Give every line from the entries that contains "color".

★ ★ ★ ★ ★

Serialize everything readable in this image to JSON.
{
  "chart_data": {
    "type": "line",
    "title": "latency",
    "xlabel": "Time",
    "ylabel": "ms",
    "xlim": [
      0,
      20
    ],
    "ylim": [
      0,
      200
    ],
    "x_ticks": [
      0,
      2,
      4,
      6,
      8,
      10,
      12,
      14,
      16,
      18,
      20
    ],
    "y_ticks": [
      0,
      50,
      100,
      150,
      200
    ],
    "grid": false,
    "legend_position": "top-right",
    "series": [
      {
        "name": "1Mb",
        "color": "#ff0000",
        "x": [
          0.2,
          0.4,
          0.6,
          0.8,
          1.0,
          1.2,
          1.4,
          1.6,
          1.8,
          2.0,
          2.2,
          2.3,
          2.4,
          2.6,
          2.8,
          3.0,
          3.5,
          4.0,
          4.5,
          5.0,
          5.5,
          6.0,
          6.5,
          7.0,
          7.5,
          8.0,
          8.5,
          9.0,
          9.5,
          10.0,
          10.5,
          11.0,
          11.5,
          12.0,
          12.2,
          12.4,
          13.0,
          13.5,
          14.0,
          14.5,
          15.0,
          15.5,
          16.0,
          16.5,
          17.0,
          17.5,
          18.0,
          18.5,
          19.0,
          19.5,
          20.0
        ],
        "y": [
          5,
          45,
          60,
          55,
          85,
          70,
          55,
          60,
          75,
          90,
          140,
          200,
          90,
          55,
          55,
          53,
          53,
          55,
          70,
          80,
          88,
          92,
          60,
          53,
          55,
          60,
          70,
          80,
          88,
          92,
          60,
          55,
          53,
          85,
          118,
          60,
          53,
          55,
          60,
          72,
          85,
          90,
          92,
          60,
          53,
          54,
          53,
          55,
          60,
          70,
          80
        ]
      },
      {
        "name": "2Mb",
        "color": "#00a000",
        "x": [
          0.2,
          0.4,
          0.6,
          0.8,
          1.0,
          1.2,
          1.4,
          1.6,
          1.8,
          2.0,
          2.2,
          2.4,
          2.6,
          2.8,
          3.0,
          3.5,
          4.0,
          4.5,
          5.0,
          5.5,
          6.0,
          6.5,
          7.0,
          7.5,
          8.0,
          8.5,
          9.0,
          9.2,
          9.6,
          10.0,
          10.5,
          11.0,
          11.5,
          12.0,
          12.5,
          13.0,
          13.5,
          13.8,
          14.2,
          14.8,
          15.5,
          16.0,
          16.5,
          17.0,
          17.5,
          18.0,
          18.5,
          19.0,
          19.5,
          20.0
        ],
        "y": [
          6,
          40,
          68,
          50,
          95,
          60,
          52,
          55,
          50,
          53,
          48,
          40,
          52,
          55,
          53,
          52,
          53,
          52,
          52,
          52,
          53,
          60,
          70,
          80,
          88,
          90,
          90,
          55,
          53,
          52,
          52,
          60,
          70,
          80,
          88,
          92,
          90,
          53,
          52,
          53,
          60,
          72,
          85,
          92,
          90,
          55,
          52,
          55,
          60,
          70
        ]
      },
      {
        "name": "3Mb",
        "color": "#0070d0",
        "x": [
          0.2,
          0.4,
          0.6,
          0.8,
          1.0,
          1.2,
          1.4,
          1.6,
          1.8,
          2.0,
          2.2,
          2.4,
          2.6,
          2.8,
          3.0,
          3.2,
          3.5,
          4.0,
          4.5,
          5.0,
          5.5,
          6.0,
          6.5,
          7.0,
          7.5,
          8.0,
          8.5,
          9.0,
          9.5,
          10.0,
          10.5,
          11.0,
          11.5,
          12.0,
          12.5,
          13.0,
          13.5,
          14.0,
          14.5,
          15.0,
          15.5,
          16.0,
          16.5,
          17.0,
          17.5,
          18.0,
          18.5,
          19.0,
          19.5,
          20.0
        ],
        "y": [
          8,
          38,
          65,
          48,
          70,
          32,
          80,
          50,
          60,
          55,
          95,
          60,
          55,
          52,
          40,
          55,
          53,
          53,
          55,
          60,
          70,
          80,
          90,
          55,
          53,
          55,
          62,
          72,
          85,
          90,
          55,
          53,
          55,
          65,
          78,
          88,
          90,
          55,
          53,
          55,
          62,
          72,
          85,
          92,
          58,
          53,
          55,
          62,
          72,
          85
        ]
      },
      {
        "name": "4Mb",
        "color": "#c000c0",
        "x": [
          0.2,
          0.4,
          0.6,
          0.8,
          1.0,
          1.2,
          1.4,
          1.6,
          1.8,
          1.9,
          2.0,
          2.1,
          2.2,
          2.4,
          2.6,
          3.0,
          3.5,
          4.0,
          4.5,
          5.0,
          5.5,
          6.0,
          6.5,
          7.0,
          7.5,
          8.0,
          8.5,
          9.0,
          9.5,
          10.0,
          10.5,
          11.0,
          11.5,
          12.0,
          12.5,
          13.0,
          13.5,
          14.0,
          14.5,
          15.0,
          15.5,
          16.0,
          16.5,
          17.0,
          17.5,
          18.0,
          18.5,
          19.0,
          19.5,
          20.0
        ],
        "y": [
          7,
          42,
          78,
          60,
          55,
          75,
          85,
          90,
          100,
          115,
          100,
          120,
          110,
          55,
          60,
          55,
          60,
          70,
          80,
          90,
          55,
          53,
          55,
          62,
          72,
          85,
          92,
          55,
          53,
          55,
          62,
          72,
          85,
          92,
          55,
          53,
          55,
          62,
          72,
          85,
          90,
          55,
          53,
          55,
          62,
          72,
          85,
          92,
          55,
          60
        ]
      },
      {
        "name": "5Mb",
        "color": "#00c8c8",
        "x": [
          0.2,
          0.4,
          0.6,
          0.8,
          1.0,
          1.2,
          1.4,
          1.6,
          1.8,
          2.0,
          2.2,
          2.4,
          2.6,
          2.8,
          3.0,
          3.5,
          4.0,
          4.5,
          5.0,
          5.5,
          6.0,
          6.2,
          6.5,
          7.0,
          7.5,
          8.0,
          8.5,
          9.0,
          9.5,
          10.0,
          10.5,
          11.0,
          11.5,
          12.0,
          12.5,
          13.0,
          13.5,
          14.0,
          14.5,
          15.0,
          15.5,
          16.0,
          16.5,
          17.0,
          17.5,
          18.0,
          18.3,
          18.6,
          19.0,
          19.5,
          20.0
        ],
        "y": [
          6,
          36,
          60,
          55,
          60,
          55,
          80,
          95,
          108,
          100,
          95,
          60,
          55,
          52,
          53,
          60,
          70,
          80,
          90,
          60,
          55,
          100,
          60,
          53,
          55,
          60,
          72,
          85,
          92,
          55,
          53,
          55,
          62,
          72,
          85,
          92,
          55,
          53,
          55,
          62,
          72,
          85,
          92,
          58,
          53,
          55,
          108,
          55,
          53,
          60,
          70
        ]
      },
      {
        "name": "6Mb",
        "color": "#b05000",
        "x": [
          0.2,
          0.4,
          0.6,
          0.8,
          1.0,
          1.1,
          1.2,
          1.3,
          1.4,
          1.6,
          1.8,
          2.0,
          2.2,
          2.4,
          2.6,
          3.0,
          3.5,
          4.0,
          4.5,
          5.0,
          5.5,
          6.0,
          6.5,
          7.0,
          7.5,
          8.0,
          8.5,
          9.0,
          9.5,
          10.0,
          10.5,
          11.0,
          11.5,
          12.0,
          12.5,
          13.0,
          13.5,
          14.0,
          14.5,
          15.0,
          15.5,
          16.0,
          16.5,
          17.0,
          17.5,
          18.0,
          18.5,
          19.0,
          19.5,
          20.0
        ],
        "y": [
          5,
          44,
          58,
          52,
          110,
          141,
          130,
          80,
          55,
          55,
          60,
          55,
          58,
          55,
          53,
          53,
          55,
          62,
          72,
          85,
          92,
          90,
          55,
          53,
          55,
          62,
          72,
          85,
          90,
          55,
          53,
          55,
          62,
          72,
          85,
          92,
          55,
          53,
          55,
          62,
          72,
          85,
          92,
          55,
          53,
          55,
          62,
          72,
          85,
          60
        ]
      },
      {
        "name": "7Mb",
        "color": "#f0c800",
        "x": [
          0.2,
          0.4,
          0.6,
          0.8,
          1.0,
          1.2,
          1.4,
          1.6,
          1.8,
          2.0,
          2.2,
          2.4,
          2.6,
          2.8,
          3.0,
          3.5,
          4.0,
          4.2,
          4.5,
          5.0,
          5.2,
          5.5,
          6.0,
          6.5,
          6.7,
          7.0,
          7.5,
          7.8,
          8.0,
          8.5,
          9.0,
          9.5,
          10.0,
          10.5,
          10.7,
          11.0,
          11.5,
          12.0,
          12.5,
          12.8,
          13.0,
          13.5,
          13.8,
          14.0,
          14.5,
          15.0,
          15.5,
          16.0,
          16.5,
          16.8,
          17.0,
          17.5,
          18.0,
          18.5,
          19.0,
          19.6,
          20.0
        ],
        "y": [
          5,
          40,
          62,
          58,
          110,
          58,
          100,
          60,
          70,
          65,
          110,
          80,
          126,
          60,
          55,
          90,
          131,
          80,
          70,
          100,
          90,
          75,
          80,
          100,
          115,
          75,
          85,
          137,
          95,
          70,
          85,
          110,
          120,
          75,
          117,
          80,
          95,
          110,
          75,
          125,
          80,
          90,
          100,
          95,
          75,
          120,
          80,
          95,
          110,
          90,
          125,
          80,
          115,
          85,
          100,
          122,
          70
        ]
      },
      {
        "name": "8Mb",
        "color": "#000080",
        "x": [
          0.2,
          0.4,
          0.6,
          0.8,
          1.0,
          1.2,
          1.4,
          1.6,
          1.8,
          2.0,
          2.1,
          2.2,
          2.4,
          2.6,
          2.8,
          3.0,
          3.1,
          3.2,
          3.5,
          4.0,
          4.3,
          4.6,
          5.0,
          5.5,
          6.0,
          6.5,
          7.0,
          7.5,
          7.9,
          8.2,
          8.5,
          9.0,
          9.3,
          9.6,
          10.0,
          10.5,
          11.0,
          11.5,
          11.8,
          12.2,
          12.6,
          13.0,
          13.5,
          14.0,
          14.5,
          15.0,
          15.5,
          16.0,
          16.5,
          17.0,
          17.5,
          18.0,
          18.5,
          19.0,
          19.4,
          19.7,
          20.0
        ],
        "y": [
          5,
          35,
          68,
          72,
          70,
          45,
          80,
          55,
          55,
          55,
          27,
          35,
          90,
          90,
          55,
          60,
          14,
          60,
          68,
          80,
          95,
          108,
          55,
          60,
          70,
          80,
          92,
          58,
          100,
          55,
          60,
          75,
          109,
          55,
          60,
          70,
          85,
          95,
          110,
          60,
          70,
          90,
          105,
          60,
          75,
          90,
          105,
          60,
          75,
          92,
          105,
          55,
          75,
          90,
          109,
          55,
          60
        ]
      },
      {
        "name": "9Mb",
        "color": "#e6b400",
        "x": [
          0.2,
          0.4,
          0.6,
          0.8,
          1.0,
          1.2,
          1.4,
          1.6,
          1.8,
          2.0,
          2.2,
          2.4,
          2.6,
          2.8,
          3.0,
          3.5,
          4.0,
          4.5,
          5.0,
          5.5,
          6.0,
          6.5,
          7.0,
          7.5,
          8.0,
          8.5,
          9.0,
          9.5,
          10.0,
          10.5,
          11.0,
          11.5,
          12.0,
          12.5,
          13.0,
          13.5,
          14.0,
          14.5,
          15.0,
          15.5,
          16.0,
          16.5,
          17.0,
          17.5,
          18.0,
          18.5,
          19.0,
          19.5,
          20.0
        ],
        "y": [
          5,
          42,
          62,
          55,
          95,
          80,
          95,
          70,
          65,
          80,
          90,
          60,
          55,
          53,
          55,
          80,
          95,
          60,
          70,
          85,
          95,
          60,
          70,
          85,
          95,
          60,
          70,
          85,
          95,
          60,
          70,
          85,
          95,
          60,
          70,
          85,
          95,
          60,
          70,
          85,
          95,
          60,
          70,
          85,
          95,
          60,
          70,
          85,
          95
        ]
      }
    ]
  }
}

★ ★ ★ ★ ★

» **REPLY TO THE EXERCISE**
        "color": "#ff0000",
        "color": "#00a000",
        "color": "#0070d0",
        "color": "#c000c0",
        "color": "#00c8c8",
        "color": "#b05000",
        "color": "#f0c800",
        "color": "#000080",
        "color": "#e6b400",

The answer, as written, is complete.